#### [Aim of the exercise]
Every entry below should be transcribed exactly; pictures stay out of the copy.

#### [Raw records]
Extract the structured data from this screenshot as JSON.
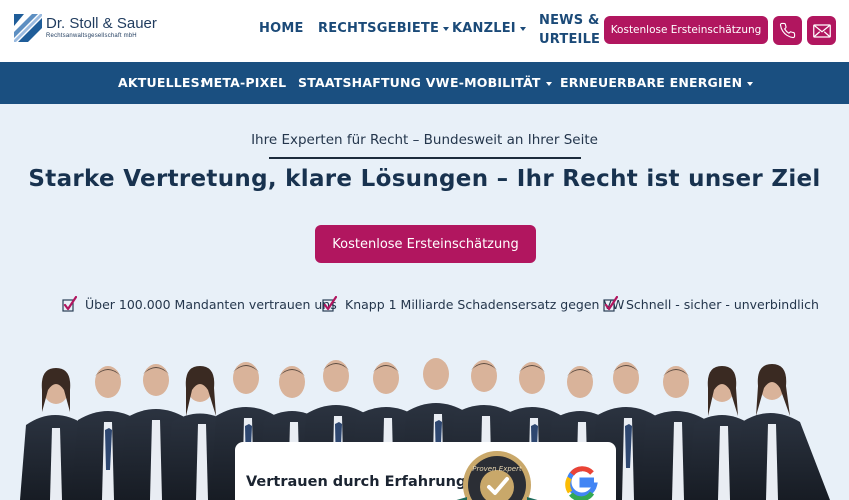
{
  "header": {
    "logo": {
      "name": "Dr. Stoll & Sauer",
      "subtitle": "Rechtsanwaltsgesellschaft mbH"
    },
    "nav": [
      {
        "label": "HOME",
        "has_dropdown": false
      },
      {
        "label": "RECHTSGEBIETE",
        "has_dropdown": true
      },
      {
        "label": "KANZLEI",
        "has_dropdown": true
      },
      {
        "label_line1": "NEWS &",
        "label_line2": "URTEILE",
        "has_dropdown": false
      }
    ],
    "cta_label": "Kostenlose Ersteinschätzung",
    "icons": [
      "phone-icon",
      "mail-icon"
    ]
  },
  "subnav": {
    "prefix": "AKTUELLES:",
    "items": [
      {
        "label": "META-PIXEL",
        "has_dropdown": false
      },
      {
        "label": "STAATSHAFTUNG VW",
        "has_dropdown": false
      },
      {
        "label": "E-MOBILITÄT",
        "has_dropdown": true
      },
      {
        "label": "ERNEUERBARE ENERGIEN",
        "has_dropdown": true
      }
    ]
  },
  "hero": {
    "eyebrow": "Ihre Experten für Recht – Bundesweit an Ihrer Seite",
    "headline": "Starke Vertretung, klare Lösungen – Ihr Recht ist unser Ziel",
    "cta_label": "Kostenlose Ersteinschätzung",
    "features": [
      "Über 100.000 Mandanten vertrauen uns",
      "Knapp 1 Milliarde Schadensersatz gegen VW",
      "Schnell - sicher - unverbindlich"
    ]
  },
  "trust": {
    "label": "Vertrauen durch Erfahrung:",
    "badge_text": "Proven Expert",
    "badges": [
      "proven-expert-badge",
      "google-logo"
    ]
  },
  "colors": {
    "brand_navy": "#1a4f80",
    "accent_magenta": "#b1165f",
    "page_bg": "#e8f0f8"
  }
}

#### [Complete response]
Extract the structured data from this screenshot as JSON.
{
  "header": {
    "logo": {
      "name": "Dr. Stoll & Sauer",
      "subtitle": "Rechtsanwaltsgesellschaft mbH"
    },
    "nav": [
      {
        "label": "HOME",
        "has_dropdown": false
      },
      {
        "label": "RECHTSGEBIETE",
        "has_dropdown": true
      },
      {
        "label": "KANZLEI",
        "has_dropdown": true
      },
      {
        "label_line1": "NEWS &",
        "label_line2": "URTEILE",
        "has_dropdown": false
      }
    ],
    "cta_label": "Kostenlose Ersteinschätzung",
    "icons": [
      "phone-icon",
      "mail-icon"
    ]
  },
  "subnav": {
    "prefix": "AKTUELLES:",
    "items": [
      {
        "label": "META-PIXEL",
        "has_dropdown": false
      },
      {
        "label": "STAATSHAFTUNG VW",
        "has_dropdown": false
      },
      {
        "label": "E-MOBILITÄT",
        "has_dropdown": true
      },
      {
        "label": "ERNEUERBARE ENERGIEN",
        "has_dropdown": true
      }
    ]
  },
  "hero": {
    "eyebrow": "Ihre Experten für Recht – Bundesweit an Ihrer Seite",
    "headline": "Starke Vertretung, klare Lösungen – Ihr Recht ist unser Ziel",
    "cta_label": "Kostenlose Ersteinschätzung",
    "features": [
      "Über 100.000 Mandanten vertrauen uns",
      "Knapp 1 Milliarde Schadensersatz gegen VW",
      "Schnell - sicher - unverbindlich"
    ]
  },
  "trust": {
    "label": "Vertrauen durch Erfahrung:",
    "badge_text": "Proven Expert",
    "badges": [
      "proven-expert-badge",
      "google-logo"
    ]
  },
  "colors": {
    "brand_navy": "#1a4f80",
    "accent_magenta": "#b1165f",
    "page_bg": "#e8f0f8"
  }
}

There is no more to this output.